Search the data for the string "factor" and gather each line it is in.

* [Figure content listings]
====

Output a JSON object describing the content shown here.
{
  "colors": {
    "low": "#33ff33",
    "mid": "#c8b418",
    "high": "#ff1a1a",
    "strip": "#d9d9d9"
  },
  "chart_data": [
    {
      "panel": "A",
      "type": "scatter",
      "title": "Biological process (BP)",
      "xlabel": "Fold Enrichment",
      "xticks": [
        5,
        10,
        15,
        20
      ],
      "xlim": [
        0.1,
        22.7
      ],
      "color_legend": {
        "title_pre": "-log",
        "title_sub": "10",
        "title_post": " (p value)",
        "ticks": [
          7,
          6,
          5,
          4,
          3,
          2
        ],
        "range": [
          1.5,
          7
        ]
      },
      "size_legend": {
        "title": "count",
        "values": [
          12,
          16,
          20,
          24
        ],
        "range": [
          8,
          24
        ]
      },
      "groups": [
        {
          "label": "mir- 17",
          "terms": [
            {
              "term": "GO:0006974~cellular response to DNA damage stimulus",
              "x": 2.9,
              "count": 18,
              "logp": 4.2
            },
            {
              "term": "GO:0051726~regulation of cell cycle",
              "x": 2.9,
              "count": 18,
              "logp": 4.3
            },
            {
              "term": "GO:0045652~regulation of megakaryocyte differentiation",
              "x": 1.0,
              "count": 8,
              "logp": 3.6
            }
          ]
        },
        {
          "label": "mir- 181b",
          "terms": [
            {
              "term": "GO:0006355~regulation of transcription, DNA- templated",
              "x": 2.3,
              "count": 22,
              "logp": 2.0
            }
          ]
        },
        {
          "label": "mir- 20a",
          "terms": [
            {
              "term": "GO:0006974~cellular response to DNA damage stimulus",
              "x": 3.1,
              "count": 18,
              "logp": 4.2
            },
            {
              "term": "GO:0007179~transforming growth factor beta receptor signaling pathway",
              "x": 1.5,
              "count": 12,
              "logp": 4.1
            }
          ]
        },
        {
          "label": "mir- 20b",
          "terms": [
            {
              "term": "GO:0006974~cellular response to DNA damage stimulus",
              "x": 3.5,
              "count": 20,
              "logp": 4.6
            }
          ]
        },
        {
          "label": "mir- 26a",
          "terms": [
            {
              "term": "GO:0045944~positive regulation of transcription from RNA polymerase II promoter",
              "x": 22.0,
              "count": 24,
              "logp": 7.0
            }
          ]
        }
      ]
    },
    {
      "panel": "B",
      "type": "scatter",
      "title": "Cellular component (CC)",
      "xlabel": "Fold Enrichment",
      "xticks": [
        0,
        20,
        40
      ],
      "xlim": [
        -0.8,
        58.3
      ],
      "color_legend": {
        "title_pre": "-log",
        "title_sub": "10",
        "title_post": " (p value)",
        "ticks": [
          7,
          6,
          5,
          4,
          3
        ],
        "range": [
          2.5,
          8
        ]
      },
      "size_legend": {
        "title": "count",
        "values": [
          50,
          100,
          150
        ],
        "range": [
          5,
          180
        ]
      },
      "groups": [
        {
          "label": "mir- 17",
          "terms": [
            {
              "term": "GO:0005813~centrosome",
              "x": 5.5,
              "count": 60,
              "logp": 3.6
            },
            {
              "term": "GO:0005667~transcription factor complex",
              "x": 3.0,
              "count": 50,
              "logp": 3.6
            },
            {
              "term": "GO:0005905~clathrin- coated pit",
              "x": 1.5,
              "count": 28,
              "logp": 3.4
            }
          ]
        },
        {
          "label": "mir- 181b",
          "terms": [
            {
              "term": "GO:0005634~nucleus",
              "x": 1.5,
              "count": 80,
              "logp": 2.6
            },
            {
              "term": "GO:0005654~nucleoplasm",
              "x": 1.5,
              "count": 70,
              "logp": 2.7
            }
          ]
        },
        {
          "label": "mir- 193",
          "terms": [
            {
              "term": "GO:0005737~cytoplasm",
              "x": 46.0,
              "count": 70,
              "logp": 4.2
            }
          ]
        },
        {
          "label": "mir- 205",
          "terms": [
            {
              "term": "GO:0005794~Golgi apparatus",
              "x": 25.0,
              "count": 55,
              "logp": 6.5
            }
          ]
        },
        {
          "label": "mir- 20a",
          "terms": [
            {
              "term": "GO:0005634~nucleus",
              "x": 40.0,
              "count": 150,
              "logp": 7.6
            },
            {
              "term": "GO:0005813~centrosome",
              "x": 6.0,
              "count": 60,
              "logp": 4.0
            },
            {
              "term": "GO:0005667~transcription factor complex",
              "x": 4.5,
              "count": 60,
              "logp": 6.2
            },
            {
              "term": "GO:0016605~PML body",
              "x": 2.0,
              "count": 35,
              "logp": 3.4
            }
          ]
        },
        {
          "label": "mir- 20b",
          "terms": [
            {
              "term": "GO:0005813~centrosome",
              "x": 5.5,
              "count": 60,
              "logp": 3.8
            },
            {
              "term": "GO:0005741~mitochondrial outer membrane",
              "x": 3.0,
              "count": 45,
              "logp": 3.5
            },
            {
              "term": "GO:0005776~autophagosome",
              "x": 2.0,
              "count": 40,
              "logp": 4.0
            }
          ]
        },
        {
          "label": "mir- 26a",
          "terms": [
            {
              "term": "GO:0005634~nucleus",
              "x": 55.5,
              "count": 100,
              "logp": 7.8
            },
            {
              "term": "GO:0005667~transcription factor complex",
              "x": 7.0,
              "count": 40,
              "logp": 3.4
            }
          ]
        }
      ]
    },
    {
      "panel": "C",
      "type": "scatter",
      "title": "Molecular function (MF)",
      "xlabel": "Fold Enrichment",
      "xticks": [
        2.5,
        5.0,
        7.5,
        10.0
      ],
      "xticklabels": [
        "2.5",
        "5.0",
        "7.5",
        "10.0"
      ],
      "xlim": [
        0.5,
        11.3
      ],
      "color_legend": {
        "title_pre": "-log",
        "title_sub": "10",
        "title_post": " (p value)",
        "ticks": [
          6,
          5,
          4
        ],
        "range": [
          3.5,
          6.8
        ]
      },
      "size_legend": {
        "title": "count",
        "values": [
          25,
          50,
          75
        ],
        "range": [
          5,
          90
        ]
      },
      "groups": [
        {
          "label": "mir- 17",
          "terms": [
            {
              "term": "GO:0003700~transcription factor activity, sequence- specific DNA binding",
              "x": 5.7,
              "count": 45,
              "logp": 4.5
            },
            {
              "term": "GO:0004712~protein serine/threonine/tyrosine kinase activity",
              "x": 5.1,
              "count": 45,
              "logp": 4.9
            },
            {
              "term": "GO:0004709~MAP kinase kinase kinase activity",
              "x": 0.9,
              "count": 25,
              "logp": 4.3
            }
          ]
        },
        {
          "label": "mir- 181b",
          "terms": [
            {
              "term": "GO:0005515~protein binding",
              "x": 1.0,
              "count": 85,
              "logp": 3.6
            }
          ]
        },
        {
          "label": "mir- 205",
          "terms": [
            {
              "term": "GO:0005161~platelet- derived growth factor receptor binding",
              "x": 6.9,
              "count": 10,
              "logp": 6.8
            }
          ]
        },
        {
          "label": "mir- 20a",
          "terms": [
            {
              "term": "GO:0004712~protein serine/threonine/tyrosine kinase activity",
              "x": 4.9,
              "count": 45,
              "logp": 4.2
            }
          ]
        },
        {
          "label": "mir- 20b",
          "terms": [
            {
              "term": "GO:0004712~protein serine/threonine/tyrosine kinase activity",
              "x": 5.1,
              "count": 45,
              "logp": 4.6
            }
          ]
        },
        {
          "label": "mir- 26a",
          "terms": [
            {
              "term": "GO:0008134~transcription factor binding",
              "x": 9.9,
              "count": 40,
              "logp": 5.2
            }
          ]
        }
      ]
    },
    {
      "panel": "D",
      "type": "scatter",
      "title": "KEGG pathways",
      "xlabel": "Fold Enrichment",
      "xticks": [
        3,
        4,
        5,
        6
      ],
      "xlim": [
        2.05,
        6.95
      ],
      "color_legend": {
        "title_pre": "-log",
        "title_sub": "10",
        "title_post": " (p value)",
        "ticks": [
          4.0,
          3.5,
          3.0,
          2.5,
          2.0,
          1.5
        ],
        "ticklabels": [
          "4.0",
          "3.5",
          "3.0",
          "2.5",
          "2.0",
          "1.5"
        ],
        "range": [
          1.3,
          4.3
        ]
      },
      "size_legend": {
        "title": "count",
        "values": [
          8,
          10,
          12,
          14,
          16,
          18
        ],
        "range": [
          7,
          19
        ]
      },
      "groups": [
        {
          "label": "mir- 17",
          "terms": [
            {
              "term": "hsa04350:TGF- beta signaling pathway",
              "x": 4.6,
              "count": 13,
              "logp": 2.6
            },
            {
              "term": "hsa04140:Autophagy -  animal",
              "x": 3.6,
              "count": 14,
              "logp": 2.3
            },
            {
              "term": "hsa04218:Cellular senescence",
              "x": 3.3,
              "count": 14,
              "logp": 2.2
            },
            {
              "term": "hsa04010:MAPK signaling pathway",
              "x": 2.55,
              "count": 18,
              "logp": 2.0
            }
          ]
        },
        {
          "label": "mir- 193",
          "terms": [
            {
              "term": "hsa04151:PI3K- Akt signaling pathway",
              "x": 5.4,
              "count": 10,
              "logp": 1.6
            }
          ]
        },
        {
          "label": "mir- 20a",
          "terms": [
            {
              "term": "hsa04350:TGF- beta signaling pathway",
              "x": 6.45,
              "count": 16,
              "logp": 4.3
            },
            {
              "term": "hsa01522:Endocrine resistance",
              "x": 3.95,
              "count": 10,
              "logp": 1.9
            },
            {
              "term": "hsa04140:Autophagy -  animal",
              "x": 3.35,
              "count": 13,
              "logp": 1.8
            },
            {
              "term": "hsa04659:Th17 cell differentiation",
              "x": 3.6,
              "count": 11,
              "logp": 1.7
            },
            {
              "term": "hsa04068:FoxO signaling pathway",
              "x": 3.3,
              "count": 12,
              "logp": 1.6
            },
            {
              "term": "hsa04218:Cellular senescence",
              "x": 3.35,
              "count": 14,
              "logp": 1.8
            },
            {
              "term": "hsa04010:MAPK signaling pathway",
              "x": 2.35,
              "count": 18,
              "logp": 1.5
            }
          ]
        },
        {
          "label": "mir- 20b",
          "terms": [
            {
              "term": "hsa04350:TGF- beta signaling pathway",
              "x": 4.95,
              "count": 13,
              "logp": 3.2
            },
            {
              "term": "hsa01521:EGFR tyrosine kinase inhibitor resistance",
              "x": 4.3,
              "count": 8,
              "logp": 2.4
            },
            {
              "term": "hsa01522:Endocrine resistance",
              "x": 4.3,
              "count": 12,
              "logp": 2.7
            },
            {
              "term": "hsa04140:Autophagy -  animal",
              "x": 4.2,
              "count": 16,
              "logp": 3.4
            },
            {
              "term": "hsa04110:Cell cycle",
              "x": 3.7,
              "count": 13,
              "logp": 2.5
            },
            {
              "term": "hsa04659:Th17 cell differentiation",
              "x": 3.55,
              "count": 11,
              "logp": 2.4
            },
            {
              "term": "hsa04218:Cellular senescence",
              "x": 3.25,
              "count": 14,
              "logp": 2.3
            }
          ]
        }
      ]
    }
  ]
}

====

* [REPLY]
              "term": "GO:0007179~transforming growth factor beta receptor signaling pathway",
              "term": "GO:0005667~transcription factor complex",
              "term": "GO:0005667~transcription factor complex",
              "term": "GO:0005667~transcription factor complex",
              "term": "GO:0003700~transcription factor activity, sequence- specific DNA binding",
              "term": "GO:0005161~platelet- derived growth factor receptor binding",
              "term": "GO:0008134~transcription factor binding",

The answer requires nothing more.